A construct based on the idea that the host nation expects immigrant populations to adhere and adopt host nation public values such as democracy and individual freedom but are free to maintain individual and native cultural values as long as they are within the wide confines and boundaries of host laws (native language use is OK but polygamy would not be acceptable). The policies adopted by the state would reflect a positive view of immigrants maintaining their diverse cultures and would support these differences not only socially but possibly financially. It is this last detail of financial support or government enactment of positive policy that differentiates this from a more civic ideology and state policy. Some Scandinavian countries as well as other western democracies have at times leaned this way to encourage cultural diversity and set acculturation as a state goal.

===Civic ideologies===

These policies would also maintain the premise that immigrants adopt host nation public values and that individual values are not to be dictated or regulated by the host government. But in civic ideologies, there is no public financial support for these private values or for the continuation and flourishing of the particular culture. The cultural identities and values are allowed but not promoted by the host nation in a government policy of non-intervention. Many European countries and various Latin American countries espouse a civic ideology to some extent. These countries often witness flourishing immigrant populations that maintain a cultural identity and sometimes language.

**SET OF TASKS:**
1. Do these statements agree with the passage on immigration policy ideologies? Answer yes or no for each and quote the words of the passage that decide it.
(a) In civic ideologies, the host nation gives public financial support to immigrants' private values.
(b) Under the first construct described, native language use is acceptable but polygamy is not.
(c) Many European countries espouse a civic ideology to some extent.
2. List every group of countries that the passage on immigration policy ideologies says has leaned toward or espouses one of the ideologies it describes.

**INFORMATION SUPPLIED:**

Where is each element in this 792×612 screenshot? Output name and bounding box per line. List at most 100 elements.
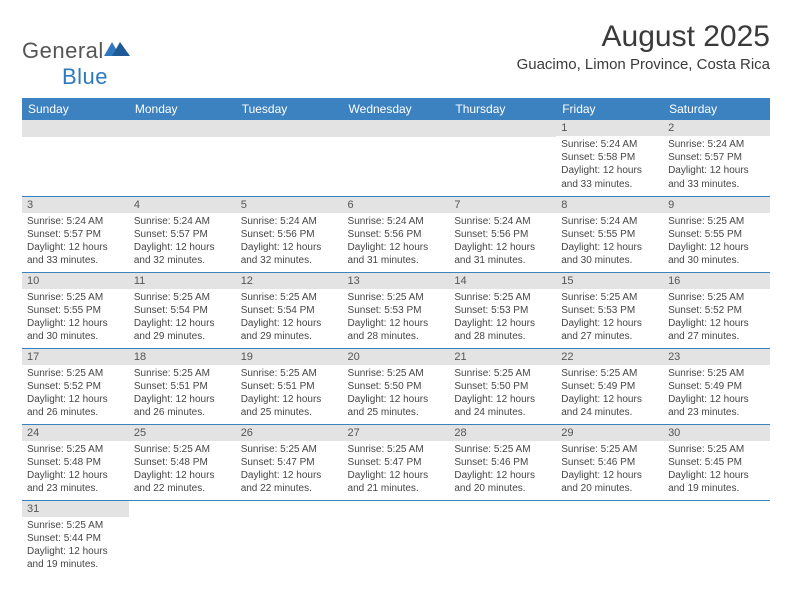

**ANSWERS PER TASK:**
1.
(a) No: "But in civic ideologies, there is no public financial support for these private values or for the continuation and flourishing of the particular culture."
(b) Yes: "native language use is OK but polygamy would not be acceptable"
(c) Yes: "Many European countries and various Latin American countries espouse a civic ideology to some extent."

2.
- Some Scandinavian countries
- Other western democracies
- Many European countries
- Various Latin American countries